**Task directions**. Every line below should be repeated exactly.
-------- Information supplied --------
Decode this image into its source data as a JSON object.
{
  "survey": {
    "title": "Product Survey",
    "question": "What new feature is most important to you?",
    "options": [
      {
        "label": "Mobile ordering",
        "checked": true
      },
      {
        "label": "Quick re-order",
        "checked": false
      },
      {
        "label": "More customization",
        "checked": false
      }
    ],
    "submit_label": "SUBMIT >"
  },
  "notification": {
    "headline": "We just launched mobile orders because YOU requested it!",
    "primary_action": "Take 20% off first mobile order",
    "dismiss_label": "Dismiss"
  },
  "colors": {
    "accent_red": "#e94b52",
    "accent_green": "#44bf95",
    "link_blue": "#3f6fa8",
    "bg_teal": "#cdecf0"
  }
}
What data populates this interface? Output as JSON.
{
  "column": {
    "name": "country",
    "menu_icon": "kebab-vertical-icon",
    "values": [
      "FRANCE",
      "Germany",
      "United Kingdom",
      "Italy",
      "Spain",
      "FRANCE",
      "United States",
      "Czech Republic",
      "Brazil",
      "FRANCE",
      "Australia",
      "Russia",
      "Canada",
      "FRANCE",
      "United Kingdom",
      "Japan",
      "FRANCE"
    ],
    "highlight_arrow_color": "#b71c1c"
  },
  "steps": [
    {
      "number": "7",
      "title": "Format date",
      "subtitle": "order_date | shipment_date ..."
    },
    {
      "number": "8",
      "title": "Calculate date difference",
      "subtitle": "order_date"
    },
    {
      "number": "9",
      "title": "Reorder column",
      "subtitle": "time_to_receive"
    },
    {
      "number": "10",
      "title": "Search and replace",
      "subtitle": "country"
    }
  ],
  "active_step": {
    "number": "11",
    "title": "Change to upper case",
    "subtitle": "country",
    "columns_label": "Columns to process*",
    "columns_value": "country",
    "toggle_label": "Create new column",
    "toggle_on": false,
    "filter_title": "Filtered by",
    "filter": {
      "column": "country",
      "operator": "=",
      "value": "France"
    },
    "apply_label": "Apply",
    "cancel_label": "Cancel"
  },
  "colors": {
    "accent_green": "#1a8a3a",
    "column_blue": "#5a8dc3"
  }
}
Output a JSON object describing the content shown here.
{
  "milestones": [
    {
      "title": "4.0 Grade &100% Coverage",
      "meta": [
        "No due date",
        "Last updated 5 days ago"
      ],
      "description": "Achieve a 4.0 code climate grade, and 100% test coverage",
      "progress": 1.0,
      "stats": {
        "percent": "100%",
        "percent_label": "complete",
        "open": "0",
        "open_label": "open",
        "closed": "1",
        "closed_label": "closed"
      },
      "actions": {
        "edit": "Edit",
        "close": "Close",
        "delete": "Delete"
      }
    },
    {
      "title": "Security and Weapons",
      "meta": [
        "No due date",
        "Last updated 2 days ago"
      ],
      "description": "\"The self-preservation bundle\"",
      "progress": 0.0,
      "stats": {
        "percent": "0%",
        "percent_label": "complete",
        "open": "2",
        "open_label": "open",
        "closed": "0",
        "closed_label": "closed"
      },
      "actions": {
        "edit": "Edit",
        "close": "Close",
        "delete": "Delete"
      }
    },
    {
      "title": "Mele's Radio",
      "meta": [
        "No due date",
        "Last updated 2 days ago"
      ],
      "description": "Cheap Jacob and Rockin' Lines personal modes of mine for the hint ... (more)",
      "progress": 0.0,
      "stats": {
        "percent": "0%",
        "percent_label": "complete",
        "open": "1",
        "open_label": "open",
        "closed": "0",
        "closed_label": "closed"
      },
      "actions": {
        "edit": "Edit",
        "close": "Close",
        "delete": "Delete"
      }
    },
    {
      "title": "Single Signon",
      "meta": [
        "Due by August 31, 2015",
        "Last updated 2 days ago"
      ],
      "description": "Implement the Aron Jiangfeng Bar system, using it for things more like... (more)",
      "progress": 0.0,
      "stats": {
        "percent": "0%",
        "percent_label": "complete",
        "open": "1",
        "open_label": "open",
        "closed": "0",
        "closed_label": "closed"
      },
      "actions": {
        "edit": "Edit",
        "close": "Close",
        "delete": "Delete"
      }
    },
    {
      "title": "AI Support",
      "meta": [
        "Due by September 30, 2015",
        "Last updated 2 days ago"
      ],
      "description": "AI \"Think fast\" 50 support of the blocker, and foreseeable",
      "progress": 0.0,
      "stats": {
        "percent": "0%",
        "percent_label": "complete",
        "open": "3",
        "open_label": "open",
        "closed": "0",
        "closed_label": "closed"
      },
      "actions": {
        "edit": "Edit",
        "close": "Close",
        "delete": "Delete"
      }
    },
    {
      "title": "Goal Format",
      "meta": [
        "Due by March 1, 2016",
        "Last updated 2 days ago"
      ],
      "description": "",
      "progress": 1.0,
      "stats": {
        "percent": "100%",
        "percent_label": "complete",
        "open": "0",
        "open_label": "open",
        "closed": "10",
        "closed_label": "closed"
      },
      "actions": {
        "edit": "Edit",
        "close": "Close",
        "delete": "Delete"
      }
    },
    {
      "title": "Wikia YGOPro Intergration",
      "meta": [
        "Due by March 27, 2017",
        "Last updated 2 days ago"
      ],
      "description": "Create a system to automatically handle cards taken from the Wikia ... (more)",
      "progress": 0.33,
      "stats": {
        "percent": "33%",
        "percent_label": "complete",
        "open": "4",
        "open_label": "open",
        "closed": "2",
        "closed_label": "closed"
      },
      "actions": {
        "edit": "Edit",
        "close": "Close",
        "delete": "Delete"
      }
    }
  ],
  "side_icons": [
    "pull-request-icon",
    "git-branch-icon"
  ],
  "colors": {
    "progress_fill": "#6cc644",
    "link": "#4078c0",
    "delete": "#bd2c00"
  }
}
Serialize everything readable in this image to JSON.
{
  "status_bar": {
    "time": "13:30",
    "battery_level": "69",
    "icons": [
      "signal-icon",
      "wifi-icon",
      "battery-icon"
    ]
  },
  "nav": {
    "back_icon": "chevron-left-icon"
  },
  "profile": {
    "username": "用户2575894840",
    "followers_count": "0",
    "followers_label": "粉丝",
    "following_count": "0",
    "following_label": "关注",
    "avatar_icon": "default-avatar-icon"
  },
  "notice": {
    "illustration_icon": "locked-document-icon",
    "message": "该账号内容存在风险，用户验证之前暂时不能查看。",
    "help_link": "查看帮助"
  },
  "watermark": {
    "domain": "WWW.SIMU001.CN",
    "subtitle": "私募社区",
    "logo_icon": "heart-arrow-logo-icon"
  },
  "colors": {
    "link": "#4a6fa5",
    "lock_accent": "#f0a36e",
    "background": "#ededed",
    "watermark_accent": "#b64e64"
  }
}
--------
**Exercise solution**.
Decode this image into its source data as a JSON object.
{
  "survey": {
    "title": "Product Survey",
    "question": "What new feature is most important to you?",
    "options": [
      {
        "label": "Mobile ordering",
        "checked": true
      },
      {
        "label": "Quick re-order",
        "checked": false
      },
      {
        "label": "More customization",
        "checked": false
      }
    ],
    "submit_label": "SUBMIT >"
  },
  "notification": {
    "headline": "We just launched mobile orders because YOU requested it!",
    "primary_action": "Take 20% off first mobile order",
    "dismiss_label": "Dismiss"
  },
  "colors": {
    "accent_red": "#e94b52",
    "accent_green": "#44bf95",
    "link_blue": "#3f6fa8",
    "bg_teal": "#cdecf0"
  }
}
What data populates this interface? Output as JSON.
{
  "column": {
    "name": "country",
    "menu_icon": "kebab-vertical-icon",
    "values": [
      "FRANCE",
      "Germany",
      "United Kingdom",
      "Italy",
      "Spain",
      "FRANCE",
      "United States",
      "Czech Republic",
      "Brazil",
      "FRANCE",
      "Australia",
      "Russia",
      "Canada",
      "FRANCE",
      "United Kingdom",
      "Japan",
      "FRANCE"
    ],
    "highlight_arrow_color": "#b71c1c"
  },
  "steps": [
    {
      "number": "7",
      "title": "Format date",
      "subtitle": "order_date | shipment_date ..."
    },
    {
      "number": "8",
      "title": "Calculate date difference",
      "subtitle": "order_date"
    },
    {
      "number": "9",
      "title": "Reorder column",
      "subtitle": "time_to_receive"
    },
    {
      "number": "10",
      "title": "Search and replace",
      "subtitle": "country"
    }
  ],
  "active_step": {
    "number": "11",
    "title": "Change to upper case",
    "subtitle": "country",
    "columns_label": "Columns to process*",
    "columns_value": "country",
    "toggle_label": "Create new column",
    "toggle_on": false,
    "filter_title": "Filtered by",
    "filter": {
      "column": "country",
      "operator": "=",
      "value": "France"
    },
    "apply_label": "Apply",
    "cancel_label": "Cancel"
  },
  "colors": {
    "accent_green": "#1a8a3a",
    "column_blue": "#5a8dc3"
  }
}
Output a JSON object describing the content shown here.
{
  "milestones": [
    {
      "title": "4.0 Grade &100% Coverage",
      "meta": [
        "No due date",
        "Last updated 5 days ago"
      ],
      "description": "Achieve a 4.0 code climate grade, and 100% test coverage",
      "progress": 1.0,
      "stats": {
        "percent": "100%",
        "percent_label": "complete",
        "open": "0",
        "open_label": "open",
        "closed": "1",
        "closed_label": "closed"
      },
      "actions": {
        "edit": "Edit",
        "close": "Close",
        "delete": "Delete"
      }
    },
    {
      "title": "Security and Weapons",
      "meta": [
        "No due date",
        "Last updated 2 days ago"
      ],
      "description": "\"The self-preservation bundle\"",
      "progress": 0.0,
      "stats": {
        "percent": "0%",
        "percent_label": "complete",
        "open": "2",
        "open_label": "open",
        "closed": "0",
        "closed_label": "closed"
      },
      "actions": {
        "edit": "Edit",
        "close": "Close",
        "delete": "Delete"
      }
    },
    {
      "title": "Mele's Radio",
      "meta": [
        "No due date",
        "Last updated 2 days ago"
      ],
      "description": "Cheap Jacob and Rockin' Lines personal modes of mine for the hint ... (more)",
      "progress": 0.0,
      "stats": {
        "percent": "0%",
        "percent_label": "complete",
        "open": "1",
        "open_label": "open",
        "closed": "0",
        "closed_label": "closed"
      },
      "actions": {
        "edit": "Edit",
        "close": "Close",
        "delete": "Delete"
      }
    },
    {
      "title": "Single Signon",
      "meta": [
        "Due by August 31, 2015",
        "Last updated 2 days ago"
      ],
      "description": "Implement the Aron Jiangfeng Bar system, using it for things more like... (more)",
      "progress": 0.0,
      "stats": {
        "percent": "0%",
        "percent_label": "complete",
        "open": "1",
        "open_label": "open",
        "closed": "0",
        "closed_label": "closed"
      },
      "actions": {
        "edit": "Edit",
        "close": "Close",
        "delete": "Delete"
      }
    },
    {
      "title": "AI Support",
      "meta": [
        "Due by September 30, 2015",
        "Last updated 2 days ago"
      ],
      "description": "AI \"Think fast\" 50 support of the blocker, and foreseeable",
      "progress": 0.0,
      "stats": {
        "percent": "0%",
        "percent_label": "complete",
        "open": "3",
        "open_label": "open",
        "closed": "0",
        "closed_label": "closed"
      },
      "actions": {
        "edit": "Edit",
        "close": "Close",
        "delete": "Delete"
      }
    },
    {
      "title": "Goal Format",
      "meta": [
        "Due by March 1, 2016",
        "Last updated 2 days ago"
      ],
      "description": "",
      "progress": 1.0,
      "stats": {
        "percent": "100%",
        "percent_label": "complete",
        "open": "0",
        "open_label": "open",
        "closed": "10",
        "closed_label": "closed"
      },
      "actions": {
        "edit": "Edit",
        "close": "Close",
        "delete": "Delete"
      }
    },
    {
      "title": "Wikia YGOPro Intergration",
      "meta": [
        "Due by March 27, 2017",
        "Last updated 2 days ago"
      ],
      "description": "Create a system to automatically handle cards taken from the Wikia ... (more)",
      "progress": 0.33,
      "stats": {
        "percent": "33%",
        "percent_label": "complete",
        "open": "4",
        "open_label": "open",
        "closed": "2",
        "closed_label": "closed"
      },
      "actions": {
        "edit": "Edit",
        "close": "Close",
        "delete": "Delete"
      }
    }
  ],
  "side_icons": [
    "pull-request-icon",
    "git-branch-icon"
  ],
  "colors": {
    "progress_fill": "#6cc644",
    "link": "#4078c0",
    "delete": "#bd2c00"
  }
}
Serialize everything readable in this image to JSON.
{
  "status_bar": {
    "time": "13:30",
    "battery_level": "69",
    "icons": [
      "signal-icon",
      "wifi-icon",
      "battery-icon"
    ]
  },
  "nav": {
    "back_icon": "chevron-left-icon"
  },
  "profile": {
    "username": "用户2575894840",
    "followers_count": "0",
    "followers_label": "粉丝",
    "following_count": "0",
    "following_label": "关注",
    "avatar_icon": "default-avatar-icon"
  },
  "notice": {
    "illustration_icon": "locked-document-icon",
    "message": "该账号内容存在风险，用户验证之前暂时不能查看。",
    "help_link": "查看帮助"
  },
  "watermark": {
    "domain": "WWW.SIMU001.CN",
    "subtitle": "私募社区",
    "logo_icon": "heart-arrow-logo-icon"
  },
  "colors": {
    "link": "#4a6fa5",
    "lock_accent": "#f0a36e",
    "background": "#ededed",
    "watermark_accent": "#b64e64"
  }
}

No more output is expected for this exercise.